Given request:
Skip the images. Copy the records exactly as written.

============================================================

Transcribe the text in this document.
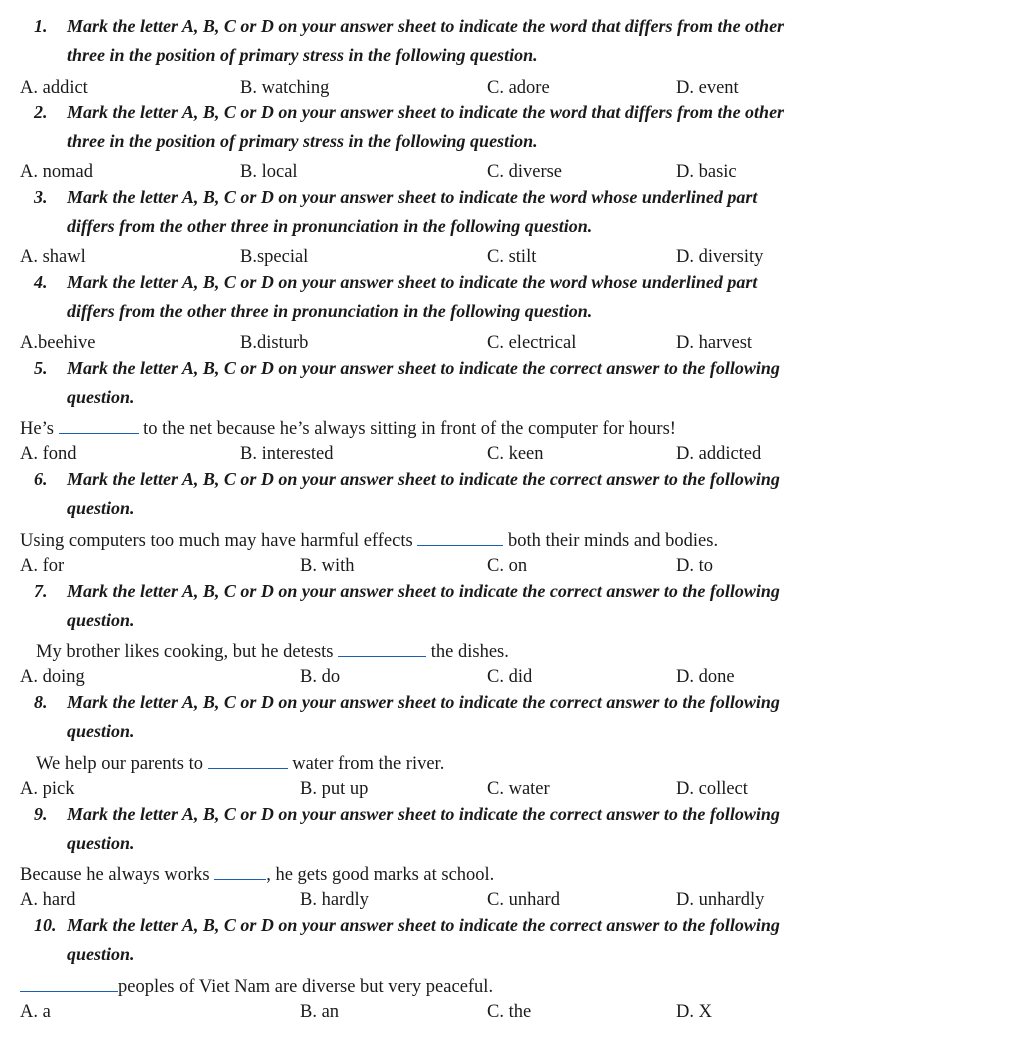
1. Mark the letter A, B, C or D on your answer sheet to indicate the word that differs from the other
three in the position of primary stress in the following question.
A. addict	B. watching	C. adore	D. event
2. Mark the letter A, B, C or D on your answer sheet to indicate the word that differs from the other
three in the position of primary stress in the following question.
A. nomad	B. local	C. diverse	D. basic
3. Mark the letter A, B, C or D on your answer sheet to indicate the word whose underlined part
differs from the other three in pronunciation in the following question.
A. shawl	B.special	C. stilt	D. diversity
4. Mark the letter A, B, C or D on your answer sheet to indicate the word whose underlined part
differs from the other three in pronunciation in the following question.
A.beehive	B.disturb	C. electrical	D. harvest
5. Mark the letter A, B, C or D on your answer sheet to indicate the correct answer to the following
question.
He’s	to the net because he’s always sitting in front of the computer for hours!
A. fond	B. interested	C. keen	D. addicted
6. Mark the letter A, B, C or D on your answer sheet to indicate the correct answer to the following
question.
Using computers too much may have harmful effects	both their minds and bodies.
A. for	B. with	C. on	D. to
7. Mark the letter A, B, C or D on your answer sheet to indicate the correct answer to the following
question.
My brother likes cooking, but he detests	the dishes.
A. doing	B. do	C. did	D. done
8. Mark the letter A, B, C or D on your answer sheet to indicate the correct answer to the following
question.
We help our parents to	water from the river.
A. pick	B. put up	C. water	D. collect
9. Mark the letter A, B, C or D on your answer sheet to indicate the correct answer to the following
question.
Because he always works	, he gets good marks at school.
A. hard	B. hardly	C. unhard	D. unhardly
10. Mark the letter A, B, C or D on your answer sheet to indicate the correct answer to the following
question.
peoples of Viet Nam are diverse but very peaceful.
A. a	B. an	C. the	D. X
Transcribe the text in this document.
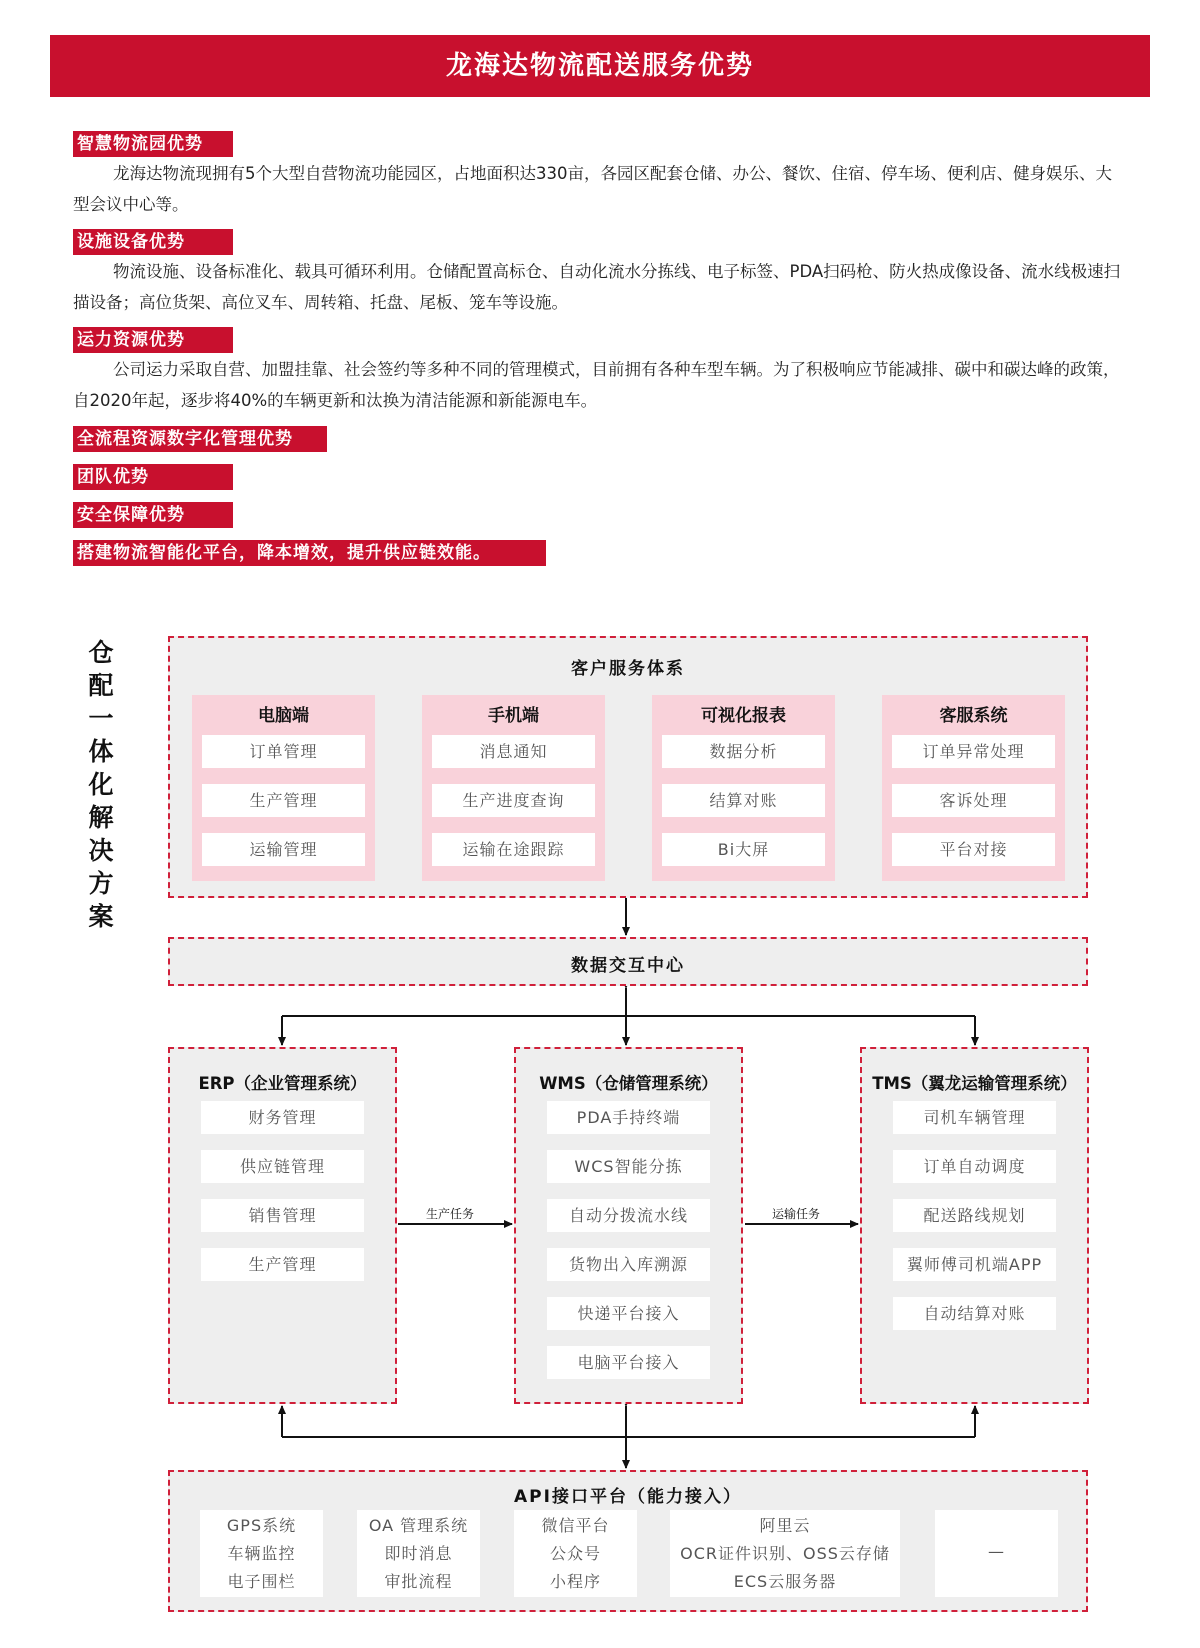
龙海达物流配送服务优势
智慧物流园优势
龙海达物流现拥有5个大型自营物流功能园区，占地面积达330亩，各园区配套仓储、办公、餐饮、住宿、停车场、便利店、健身娱乐、大型会议中心等。
设施设备优势
物流设施、设备标准化、载具可循环利用。仓储配置高标仓、自动化流水分拣线、电子标签、PDA扫码枪、防火热成像设备、流水线极速扫描设备；高位货架、高位叉车、周转箱、托盘、尾板、笼车等设施。
运力资源优势
公司运力采取自营、加盟挂靠、社会签约等多种不同的管理模式，目前拥有各种车型车辆。为了积极响应节能减排、碳中和碳达峰的政策，自2020年起，逐步将40%的车辆更新和汰换为清洁能源和新能源电车。
全流程资源数字化管理优势
团队优势
安全保障优势
搭建物流智能化平台，降本增效，提升供应链效能。
仓
配
一
体
化
解
决
方
案
生产任务	运输任务
客户服务体系
电脑端
订单管理
生产管理
运输管理
手机端
消息通知
生产进度查询
运输在途跟踪
可视化报表
数据分析
结算对账
Bi大屏
客服系统
订单异常处理
客诉处理
平台对接
数据交互中心
ERP（企业管理系统）
财务管理
供应链管理
销售管理
生产管理
WMS（仓储管理系统）
PDA手持终端
WCS智能分拣
自动分拨流水线
货物出入库溯源
快递平台接入
电脑平台接入
TMS（翼龙运输管理系统）
司机车辆管理
订单自动调度
配送路线规划
翼师傅司机端APP
自动结算对账
API接口平台（能力接入）
GPS系统
车辆监控
电子围栏
OA 管理系统
即时消息
审批流程
微信平台
公众号
小程序
阿里云
OCR证件识别、OSS云存储
ECS云服务器
—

============================================================

Task response:
Transcribe the text in this document.
1. Mark the letter A, B, C or D on your answer sheet to indicate the word that differs from the other
three in the position of primary stress in the following question.
A. addict	B. watching	C. adore	D. event
2. Mark the letter A, B, C or D on your answer sheet to indicate the word that differs from the other
three in the position of primary stress in the following question.
A. nomad	B. local	C. diverse	D. basic
3. Mark the letter A, B, C or D on your answer sheet to indicate the word whose underlined part
differs from the other three in pronunciation in the following question.
A. shawl	B.special	C. stilt	D. diversity
4. Mark the letter A, B, C or D on your answer sheet to indicate the word whose underlined part
differs from the other three in pronunciation in the following question.
A.beehive	B.disturb	C. electrical	D. harvest
5. Mark the letter A, B, C or D on your answer sheet to indicate the correct answer to the following
question.
He’s	to the net because he’s always sitting in front of the computer for hours!
A. fond	B. interested	C. keen	D. addicted
6. Mark the letter A, B, C or D on your answer sheet to indicate the correct answer to the following
question.
Using computers too much may have harmful effects	both their minds and bodies.
A. for	B. with	C. on	D. to
7. Mark the letter A, B, C or D on your answer sheet to indicate the correct answer to the following
question.
My brother likes cooking, but he detests	the dishes.
A. doing	B. do	C. did	D. done
8. Mark the letter A, B, C or D on your answer sheet to indicate the correct answer to the following
question.
We help our parents to	water from the river.
A. pick	B. put up	C. water	D. collect
9. Mark the letter A, B, C or D on your answer sheet to indicate the correct answer to the following
question.
Because he always works	, he gets good marks at school.
A. hard	B. hardly	C. unhard	D. unhardly
10. Mark the letter A, B, C or D on your answer sheet to indicate the correct answer to the following
question.
peoples of Viet Nam are diverse but very peaceful.
A. a	B. an	C. the	D. X
Transcribe the text in this document.
龙海达物流配送服务优势
智慧物流园优势
龙海达物流现拥有5个大型自营物流功能园区，占地面积达330亩，各园区配套仓储、办公、餐饮、住宿、停车场、便利店、健身娱乐、大型会议中心等。
设施设备优势
物流设施、设备标准化、载具可循环利用。仓储配置高标仓、自动化流水分拣线、电子标签、PDA扫码枪、防火热成像设备、流水线极速扫描设备；高位货架、高位叉车、周转箱、托盘、尾板、笼车等设施。
运力资源优势
公司运力采取自营、加盟挂靠、社会签约等多种不同的管理模式，目前拥有各种车型车辆。为了积极响应节能减排、碳中和碳达峰的政策，自2020年起，逐步将40%的车辆更新和汰换为清洁能源和新能源电车。
全流程资源数字化管理优势
团队优势
安全保障优势
搭建物流智能化平台，降本增效，提升供应链效能。
仓
配
一
体
化
解
决
方
案
生产任务	运输任务
客户服务体系
电脑端
订单管理
生产管理
运输管理
手机端
消息通知
生产进度查询
运输在途跟踪
可视化报表
数据分析
结算对账
Bi大屏
客服系统
订单异常处理
客诉处理
平台对接
数据交互中心
ERP（企业管理系统）
财务管理
供应链管理
销售管理
生产管理
WMS（仓储管理系统）
PDA手持终端
WCS智能分拣
自动分拨流水线
货物出入库溯源
快递平台接入
电脑平台接入
TMS（翼龙运输管理系统）
司机车辆管理
订单自动调度
配送路线规划
翼师傅司机端APP
自动结算对账
API接口平台（能力接入）
GPS系统
车辆监控
电子围栏
OA 管理系统
即时消息
审批流程
微信平台
公众号
小程序
阿里云
OCR证件识别、OSS云存储
ECS云服务器
—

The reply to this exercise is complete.